## PROVIDED PASSAGE
— START —
Callidon/bloom-filters

Serialized filters: are safe to expose publicly?

zxpectre opened this issue · 4 comments

Hi, im working on a blockchain, on-chain scallable filtering solution, and I wish to know if an attacker could get advantages if the entire serialized filter is stored publickly.

If thats the case, are there any suggestions to follow, like keeping some parts of the filter off-chain maybe? filter should be exposed somehow to decentralize the filtering.

The error rate should stay the lowest and filter content size can vary.

I'm analyzing to use this nice library.

Btw: tryed error rate to zero just for testing and browser cpu usage got crazy, I know it was an utopic case but just notifying if it's usefull for you guys,

tryed error rate to zero just for testing and browser cpu usage got crazy,

Yes, most filters use the error rate to initialize their size. So an error rate of 0 means most-likely an infinite size due to Math.log(0) = -Infinity

are safe to expose publicly?

IMHO, exposing completely the filter might not be a good idea because the seed is exposed. But if you keep the seed hidden and customize the hash functions to be different of what is used in this package (because it is open-source) you may succeed to keep your data safe to be exposed publicly.
— END —
Listings of boxed layout items
— START —
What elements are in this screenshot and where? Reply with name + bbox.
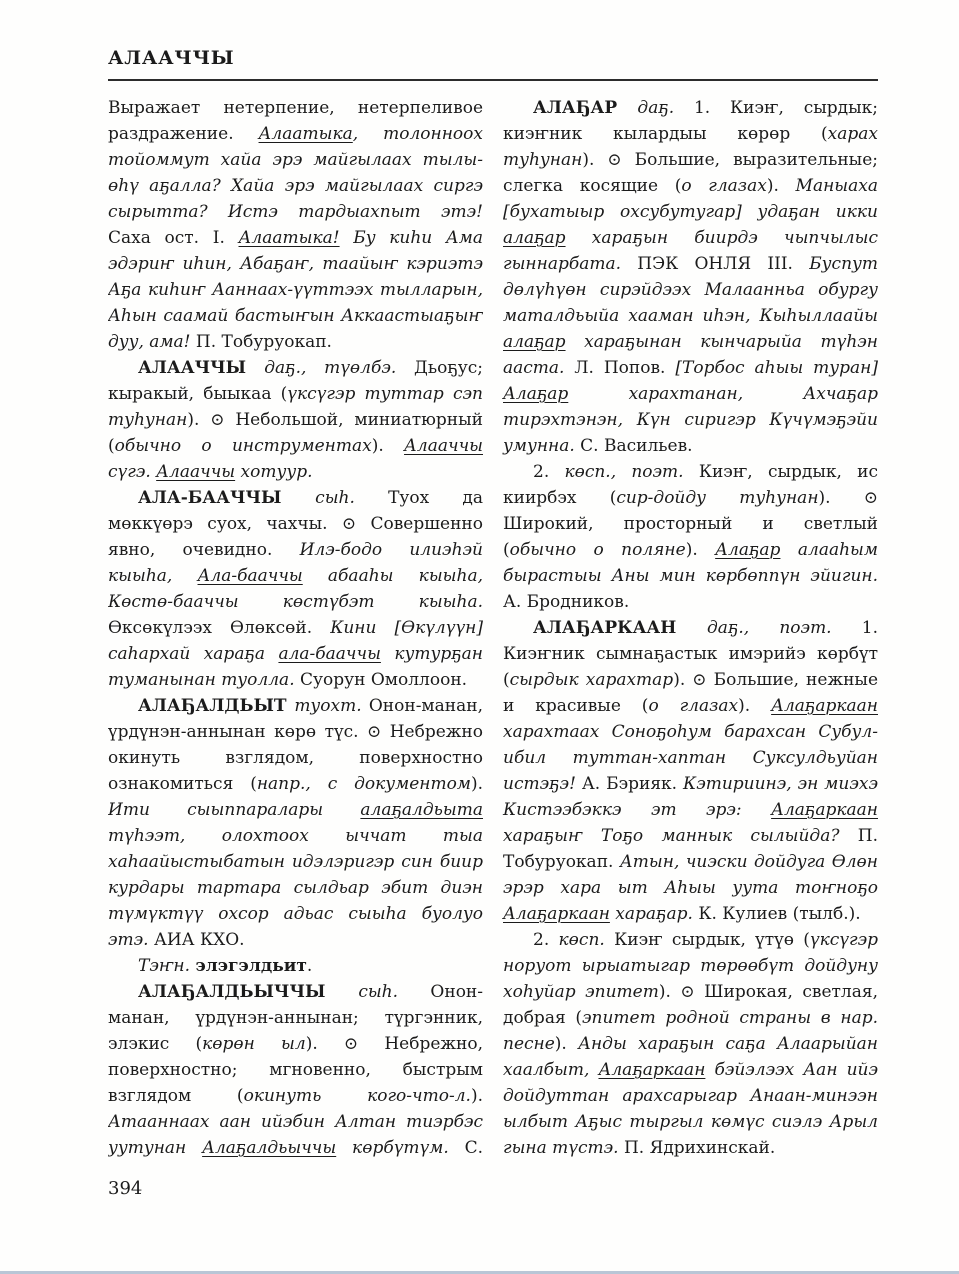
text-run: Өксөкүлээх Өлөксөй. xyxy=(108,618,330,638)
text-run: о глазах xyxy=(681,176,766,196)
text-run: П. Тобуруокап. xyxy=(196,332,332,352)
running-head: АЛААЧЧЫ xyxy=(108,48,878,69)
page-content: АЛААЧЧЫ Выражает нетерпение, нетерпеливо… xyxy=(108,48,878,1157)
text-run: ). xyxy=(767,176,796,196)
text-run: окинуть кого-что-л. xyxy=(244,1086,471,1106)
cited-form-underlined: алаҕар xyxy=(503,332,566,352)
text-run: Киэҥ сырдык, үтүө ( xyxy=(614,930,810,950)
text-run: Л. Попов. xyxy=(574,358,675,378)
text-run: [Торбос аһыы туран] xyxy=(675,358,878,378)
text-run: ). xyxy=(738,696,771,716)
text-run: сир-дойду туһунан xyxy=(616,488,818,508)
entry-alagar-sense1: АЛАҔАР даҕ. 1. Киэҥ, сырдык; киэҥник кыл… xyxy=(503,95,878,459)
cited-form-underlined: алаҕалдьыта xyxy=(360,800,483,820)
text-run: хотуур. xyxy=(235,462,312,482)
text-columns: Выражает нетерпение, нетерпеливое раздра… xyxy=(108,95,878,1157)
headword-or-bold-text: АЛАҔАР xyxy=(533,98,637,118)
text-run: П. Ядрихинскай. xyxy=(624,1138,775,1157)
cited-form-underlined: Алаатыка! xyxy=(239,228,340,248)
headword-or-bold-text: АЛАҔАРКААН xyxy=(533,618,707,638)
header-rule xyxy=(108,79,878,81)
cross-reference-line: Тэҥн. элэгэлдьит. xyxy=(108,953,483,979)
cited-form-underlined: алаҕар xyxy=(503,228,566,248)
text-run: Ити сыыппаралары xyxy=(108,800,360,820)
column-left: Выражает нетерпение, нетерпеливое раздра… xyxy=(108,95,483,1157)
cited-form-underlined: ала-бааччы xyxy=(278,644,380,664)
cited-form-underlined: Алаҕаркаан xyxy=(503,904,610,924)
entry-alaachchy: АЛААЧЧЫ даҕ., түөлбэ. Дьоҕус; кыракый, б… xyxy=(108,355,483,485)
column-right: АЛАҔАР даҕ. 1. Киэҥ, сырдык; киэҥник кыл… xyxy=(503,95,878,1157)
text-run: А. Бродников. xyxy=(503,592,629,612)
text-run: ). xyxy=(471,774,483,794)
entry-ala-baachchy: АЛА-БААЧЧЫ сыһ. Туох да мөккүөрэ суох, ч… xyxy=(108,485,483,693)
headword-or-bold-text: АЛАҔАЛДЬЫТ xyxy=(138,696,294,716)
dictionary-page: АЛААЧЧЫ Выражает нетерпение, нетерпеливо… xyxy=(0,0,959,1274)
cited-form-underlined: Алаҕаркаан xyxy=(771,696,878,716)
text-run: напр., с документом xyxy=(257,774,471,794)
text-run: АИА КХО. xyxy=(154,930,245,950)
text-run: хараҕыҥ Тоҕо маннык сылыйда? xyxy=(503,826,858,846)
headword-or-bold-text: АЛАҔАЛДЬЫЧЧЫ xyxy=(138,982,358,1002)
cited-form-underlined: Алаҕалдьыччы xyxy=(202,1138,336,1157)
page-number: 394 xyxy=(108,1178,142,1199)
text-run: ). xyxy=(686,540,715,560)
headword-or-bold-text: элэгэлдьит xyxy=(195,956,306,976)
text-run: сырдык харахтар xyxy=(510,670,674,690)
cited-form-underlined: Алаҕар xyxy=(715,540,780,560)
cited-form-underlined: Алааччы xyxy=(404,436,483,456)
text-run: көрөн ыл xyxy=(202,1034,306,1054)
text-run: көсп., поэт. xyxy=(564,462,698,482)
entry-alagaldyt: АЛАҔАЛДЬЫТ туохт. Онон-манан, үрдүнэн-ан… xyxy=(108,693,483,953)
cited-form-underlined: Алаҕаркаан xyxy=(598,1060,705,1080)
text-run: . xyxy=(307,956,312,976)
text-run: ). xyxy=(372,436,404,456)
text-run: 2. xyxy=(533,930,559,950)
entry-alagaldychchy: АЛАҔАЛДЬЫЧЧЫ сыһ. Онон-манан, үрдүнэн-ан… xyxy=(108,979,483,1157)
headword-or-bold-text: АЛААЧЧЫ xyxy=(138,358,264,378)
cited-form-underlined: Алааччы xyxy=(156,462,235,482)
text-run: 2. xyxy=(533,462,564,482)
text-run: сыһ. xyxy=(315,488,388,508)
text-run: Тэҥн. xyxy=(138,956,195,976)
text-run: обычно о поляне xyxy=(510,540,686,560)
cited-form-underlined: Алаҕаркаан xyxy=(771,800,878,820)
text-run: ПЭК ОНЛЯ III. xyxy=(637,254,809,274)
text-run: С. Васильев. xyxy=(580,436,692,456)
text-run: обычно о инструментах xyxy=(115,436,372,456)
text-run: туохт. xyxy=(294,696,369,716)
cited-form-underlined: Ала-бааччы xyxy=(198,566,303,586)
text-run: хараҕар. xyxy=(610,904,698,924)
text-run: о глазах xyxy=(648,696,738,716)
text-run: сыһ. xyxy=(358,982,430,1002)
cited-form-underlined: Алаатыка xyxy=(259,124,353,144)
text-run: ). xyxy=(471,1086,483,1106)
text-run: даҕ., поэт. xyxy=(707,618,862,638)
text-run: даҕ., түөлбэ. xyxy=(264,358,414,378)
cited-form-underlined: Алаҕар xyxy=(503,384,568,404)
entry-alagarkaan-sense2: 2. көсп. Киэҥ сырдык, үтүө (үксүгэр нору… xyxy=(503,927,878,1157)
text-run: Суорун Омоллоон. xyxy=(300,670,467,690)
headword-or-bold-text: АЛА-БААЧЧЫ xyxy=(138,488,315,508)
text-run: А. Бэрияк. xyxy=(582,774,683,794)
entry-alagar-sense2: 2. көсп., поэт. Киэҥ, сырдык, ис киирбэх… xyxy=(503,459,878,615)
text-run: К. Кулиев (тылб.). xyxy=(698,904,860,924)
entry-alagarkaan-sense1: АЛАҔАРКААН даҕ., поэт. 1. Киэҥник сымнаҕ… xyxy=(503,615,878,927)
continuation-paragraph: Выражает нетерпение, нетерпеливое раздра… xyxy=(108,95,483,355)
text-run: даҕ. xyxy=(637,98,694,118)
text-run: көрбүтүм. xyxy=(336,1138,464,1157)
text-run: сүгэ. xyxy=(108,462,156,482)
text-run: Саха ост. I. xyxy=(108,228,239,248)
text-run: ). xyxy=(555,1034,578,1054)
text-run: көсп. xyxy=(559,930,615,950)
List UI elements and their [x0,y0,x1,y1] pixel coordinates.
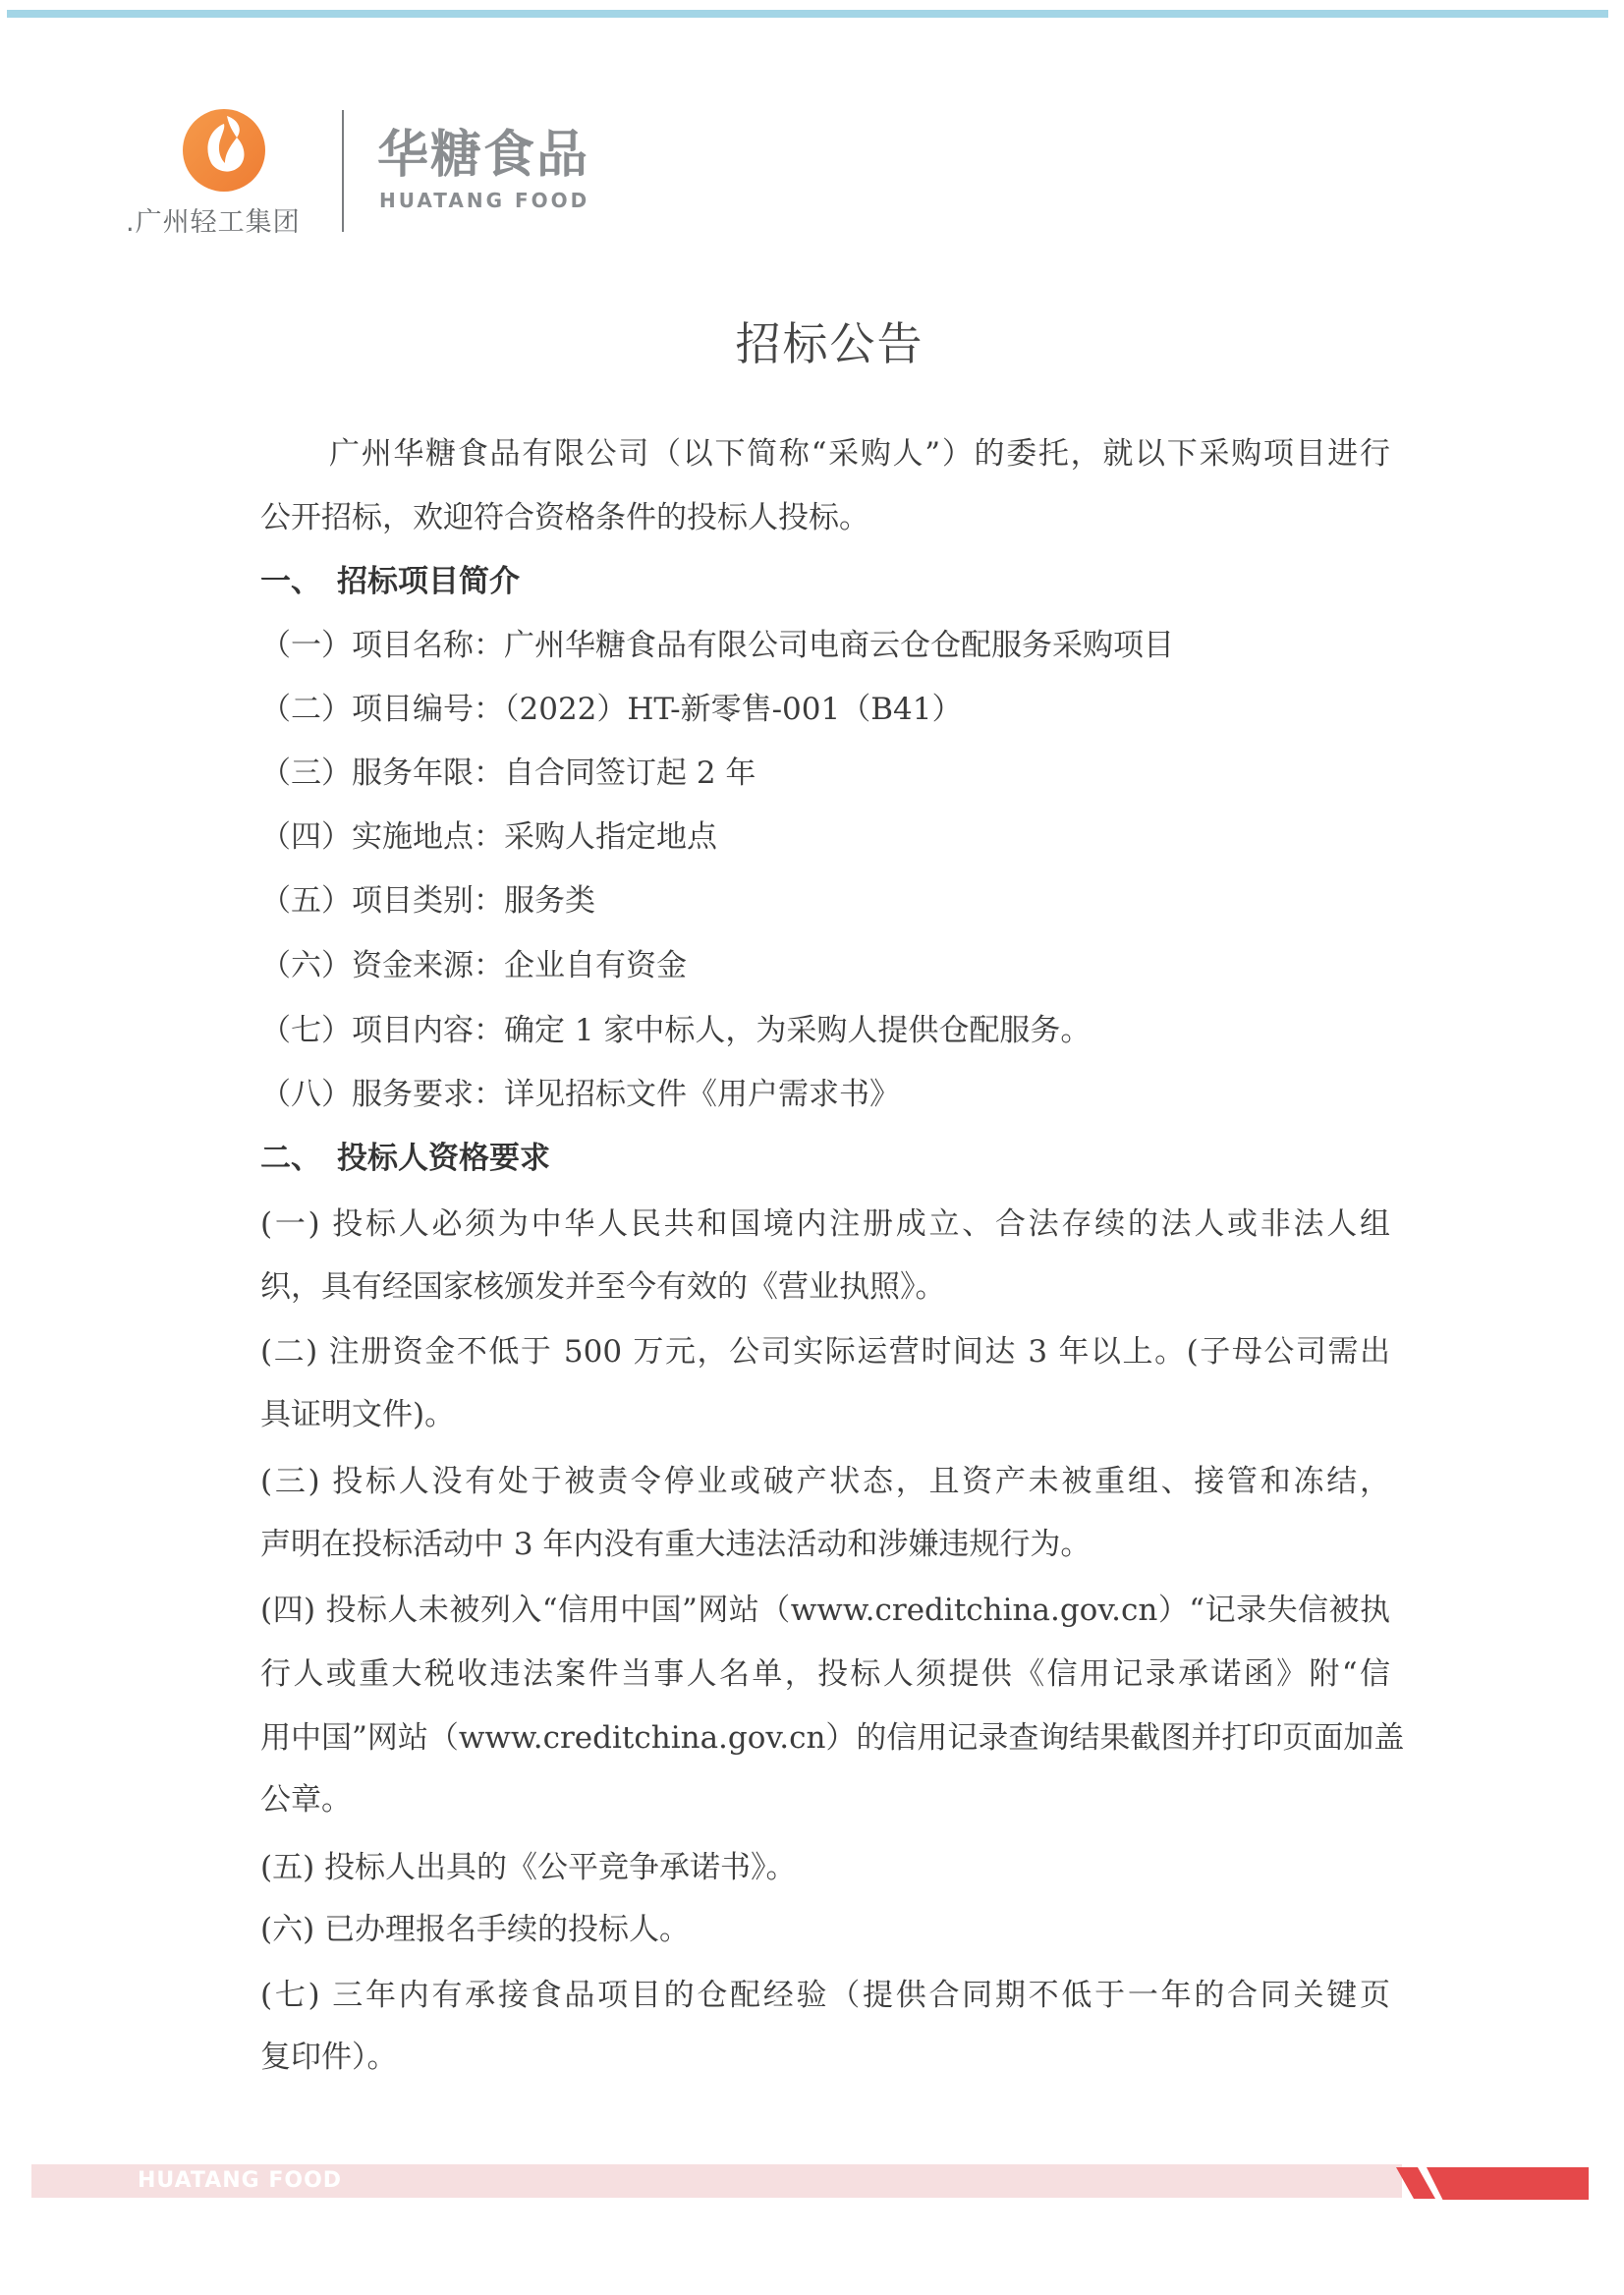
section-2-item-2-line-2: 具证明文件)。 [260,1395,1390,1434]
section-1-item-1: （一）项目名称：广州华糖食品有限公司电商云仓仓配服务采购项目 [260,626,1390,665]
section-2-item-2-line-1: (二) 注册资金不低于 500 万元，公司实际运营时间达 3 年以上。(子母公司… [260,1332,1390,1371]
section-1-heading: 一、招标项目简介 [260,562,1390,601]
section-1-item-8: （八）服务要求：详见招标文件《用户需求书》 [260,1075,1390,1114]
group-name: .广州轻工集团 [126,200,301,239]
section-2-item-7-line-2: 复印件）。 [260,2038,1390,2077]
section-1-item-6: （六）资金来源：企业自有资金 [260,946,1390,985]
section-1-item-7: （七）项目内容：确定 1 家中标人，为采购人提供仓配服务。 [260,1011,1390,1050]
section-2-item-1-line-1: (一) 投标人必须为中华人民共和国境内注册成立、合法存续的法人或非法人组 [260,1204,1390,1244]
logo-divider [342,110,344,232]
section-2-title: 投标人资格要求 [337,1141,550,1176]
section-2-item-4-line-1: (四) 投标人未被列入“信用中国”网站（www.creditchina.gov.… [260,1591,1390,1630]
section-2-number: 二、 [260,1139,337,1178]
section-1-title: 招标项目简介 [337,564,520,599]
section-1-item-3: （三）服务年限：自合同签订起 2 年 [260,754,1390,793]
section-2-item-4-line-4: 公章。 [260,1780,1390,1819]
section-2-item-7-line-1: (七) 三年内有承接食品项目的仓配经验（提供合同期不低于一年的合同关键页 [260,1976,1390,2015]
document-title: 招标公告 [0,316,1624,371]
section-1-number: 一、 [260,562,337,601]
guangzhou-light-industry-logo-icon [182,108,266,193]
section-2-item-4-line-2: 行人或重大税收违法案件当事人名单，投标人须提供《信用记录承诺函》附“信 [260,1654,1390,1694]
intro-line-1: 广州华糖食品有限公司（以下简称“采购人”）的委托，就以下采购项目进行 [329,434,1390,474]
section-2-item-4-line-3: 用中国”网站（www.creditchina.gov.cn）的信用记录查询结果截… [260,1718,1390,1758]
section-2-item-3-line-2: 声明在投标活动中 3 年内没有重大违法活动和涉嫌违规行为。 [260,1525,1390,1564]
brand-name-chinese: 华糖食品 [377,128,589,183]
brand-name-english: HUATANG FOOD [379,190,589,211]
intro-line-2: 公开招标，欢迎符合资格条件的投标人投标。 [260,498,1390,537]
section-2-heading: 二、投标人资格要求 [260,1139,1390,1178]
section-1-item-2: （二）项目编号：（2022）HT-新零售-001（B41） [260,690,1390,729]
footer-accent-bar [1427,2167,1589,2200]
section-2-item-6: (六) 已办理报名手续的投标人。 [260,1910,1390,1949]
section-2-item-1-line-2: 织，具有经国家核颁发并至今有效的《营业执照》。 [260,1267,1390,1307]
section-1-item-4: （四）实施地点：采购人指定地点 [260,817,1390,857]
top-decorative-bar [7,10,1608,18]
section-1-item-5: （五）项目类别：服务类 [260,881,1390,921]
section-2-item-5: (五) 投标人出具的《公平竞争承诺书》。 [260,1848,1390,1887]
section-2-item-3-line-1: (三) 投标人没有处于被责令停业或破产状态，且资产未被重组、接管和冻结， [260,1462,1390,1501]
footer-brand-text: HUATANG FOOD [138,2167,342,2195]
— END —
Write the next part of the issue thread about exposing serialized bloom filters publicly, picking up after its last sentence. This material has no connection to the bloom filter issue thread.

Keeping the seed hidden means for an attacker that he has to use some kind of brut-force attacks to get the seed. Even if he knows the data that can be inserted in the filter, pre-hashing the data before insert will almost ensure that the attacker won't be able to reverse engineer both your pre-hash function and the seed used by the filter.

I'm closing the issue since it is not a bug. Feel free to continue the discussion.

Thanks for the detailed response, will follow your suggestions, it's a pitty because would be nice to count on a publicly auditable bloom filter based protocol for this but is mainly a check on a sorted set of transaction hashes and merkle trees somehow are not fitting well due to proof sizes and the requirement of counting with the entire tree in order to generate proofs. Bloom filters seems a good fit i guess.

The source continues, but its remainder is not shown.